Every entry must be echoed exactly.

** start of Excerpted data **

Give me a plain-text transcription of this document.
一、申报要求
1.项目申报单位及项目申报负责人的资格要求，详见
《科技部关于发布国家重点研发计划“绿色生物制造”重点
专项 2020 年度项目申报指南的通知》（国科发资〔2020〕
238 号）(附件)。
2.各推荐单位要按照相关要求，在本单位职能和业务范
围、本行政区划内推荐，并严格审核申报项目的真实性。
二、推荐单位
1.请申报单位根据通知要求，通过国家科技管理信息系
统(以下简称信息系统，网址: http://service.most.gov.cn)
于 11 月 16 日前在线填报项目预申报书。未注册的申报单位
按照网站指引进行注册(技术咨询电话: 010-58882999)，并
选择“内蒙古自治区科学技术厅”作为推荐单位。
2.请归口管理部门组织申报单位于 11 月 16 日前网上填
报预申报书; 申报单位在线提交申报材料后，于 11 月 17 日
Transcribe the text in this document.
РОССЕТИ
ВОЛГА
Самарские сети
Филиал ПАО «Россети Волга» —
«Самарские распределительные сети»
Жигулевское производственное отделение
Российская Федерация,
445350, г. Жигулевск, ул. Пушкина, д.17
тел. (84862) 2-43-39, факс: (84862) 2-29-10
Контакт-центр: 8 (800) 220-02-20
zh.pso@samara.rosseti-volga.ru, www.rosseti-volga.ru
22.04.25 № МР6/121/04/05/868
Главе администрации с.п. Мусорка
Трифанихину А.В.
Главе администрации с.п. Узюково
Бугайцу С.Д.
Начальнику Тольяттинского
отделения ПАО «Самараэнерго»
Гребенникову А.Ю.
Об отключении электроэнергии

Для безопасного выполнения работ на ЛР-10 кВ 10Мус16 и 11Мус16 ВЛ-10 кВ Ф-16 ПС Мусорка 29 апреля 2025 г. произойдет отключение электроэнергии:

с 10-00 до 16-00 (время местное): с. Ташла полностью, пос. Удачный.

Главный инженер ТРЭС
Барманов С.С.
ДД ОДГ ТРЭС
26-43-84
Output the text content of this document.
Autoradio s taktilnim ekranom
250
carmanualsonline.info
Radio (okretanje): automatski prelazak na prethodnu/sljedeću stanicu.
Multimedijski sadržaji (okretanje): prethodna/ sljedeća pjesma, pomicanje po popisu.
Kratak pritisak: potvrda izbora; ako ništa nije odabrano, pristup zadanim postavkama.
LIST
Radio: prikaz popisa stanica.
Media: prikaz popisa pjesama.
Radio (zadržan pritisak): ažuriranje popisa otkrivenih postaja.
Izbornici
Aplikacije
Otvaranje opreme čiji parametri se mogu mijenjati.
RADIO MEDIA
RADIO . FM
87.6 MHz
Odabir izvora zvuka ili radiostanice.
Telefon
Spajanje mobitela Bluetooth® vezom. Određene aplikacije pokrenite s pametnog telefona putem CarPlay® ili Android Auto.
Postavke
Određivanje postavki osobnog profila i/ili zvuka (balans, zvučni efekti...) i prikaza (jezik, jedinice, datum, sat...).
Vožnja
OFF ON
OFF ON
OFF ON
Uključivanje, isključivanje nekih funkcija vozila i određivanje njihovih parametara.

** end of Excerpted data **

● Response
Give me a plain-text transcription of this document.
一、申报要求
1.项目申报单位及项目申报负责人的资格要求，详见
《科技部关于发布国家重点研发计划“绿色生物制造”重点
专项 2020 年度项目申报指南的通知》（国科发资〔2020〕
238 号）(附件)。
2.各推荐单位要按照相关要求，在本单位职能和业务范
围、本行政区划内推荐，并严格审核申报项目的真实性。
二、推荐单位
1.请申报单位根据通知要求，通过国家科技管理信息系
统(以下简称信息系统，网址: http://service.most.gov.cn)
于 11 月 16 日前在线填报项目预申报书。未注册的申报单位
按照网站指引进行注册(技术咨询电话: 010-58882999)，并
选择“内蒙古自治区科学技术厅”作为推荐单位。
2.请归口管理部门组织申报单位于 11 月 16 日前网上填
报预申报书; 申报单位在线提交申报材料后，于 11 月 17 日
Transcribe the text in this document.
РОССЕТИ
ВОЛГА
Самарские сети
Филиал ПАО «Россети Волга» —
«Самарские распределительные сети»
Жигулевское производственное отделение
Российская Федерация,
445350, г. Жигулевск, ул. Пушкина, д.17
тел. (84862) 2-43-39, факс: (84862) 2-29-10
Контакт-центр: 8 (800) 220-02-20
zh.pso@samara.rosseti-volga.ru, www.rosseti-volga.ru
22.04.25 № МР6/121/04/05/868
Главе администрации с.п. Мусорка
Трифанихину А.В.
Главе администрации с.п. Узюково
Бугайцу С.Д.
Начальнику Тольяттинского
отделения ПАО «Самараэнерго»
Гребенникову А.Ю.
Об отключении электроэнергии

Для безопасного выполнения работ на ЛР-10 кВ 10Мус16 и 11Мус16 ВЛ-10 кВ Ф-16 ПС Мусорка 29 апреля 2025 г. произойдет отключение электроэнергии:

с 10-00 до 16-00 (время местное): с. Ташла полностью, пос. Удачный.

Главный инженер ТРЭС
Барманов С.С.
ДД ОДГ ТРЭС
26-43-84
Output the text content of this document.
Autoradio s taktilnim ekranom
250
carmanualsonline.info
Radio (okretanje): automatski prelazak na prethodnu/sljedeću stanicu.
Multimedijski sadržaji (okretanje): prethodna/ sljedeća pjesma, pomicanje po popisu.
Kratak pritisak: potvrda izbora; ako ništa nije odabrano, pristup zadanim postavkama.
LIST
Radio: prikaz popisa stanica.
Media: prikaz popisa pjesama.
Radio (zadržan pritisak): ažuriranje popisa otkrivenih postaja.
Izbornici
Aplikacije
Otvaranje opreme čiji parametri se mogu mijenjati.
RADIO MEDIA
RADIO . FM
87.6 MHz
Odabir izvora zvuka ili radiostanice.
Telefon
Spajanje mobitela Bluetooth® vezom. Određene aplikacije pokrenite s pametnog telefona putem CarPlay® ili Android Auto.
Postavke
Određivanje postavki osobnog profila i/ili zvuka (balans, zvučni efekti...) i prikaza (jezik, jedinice, datum, sat...).
Vožnja
OFF ON
OFF ON
OFF ON
Uključivanje, isključivanje nekih funkcija vozila i određivanje njihovih parametara.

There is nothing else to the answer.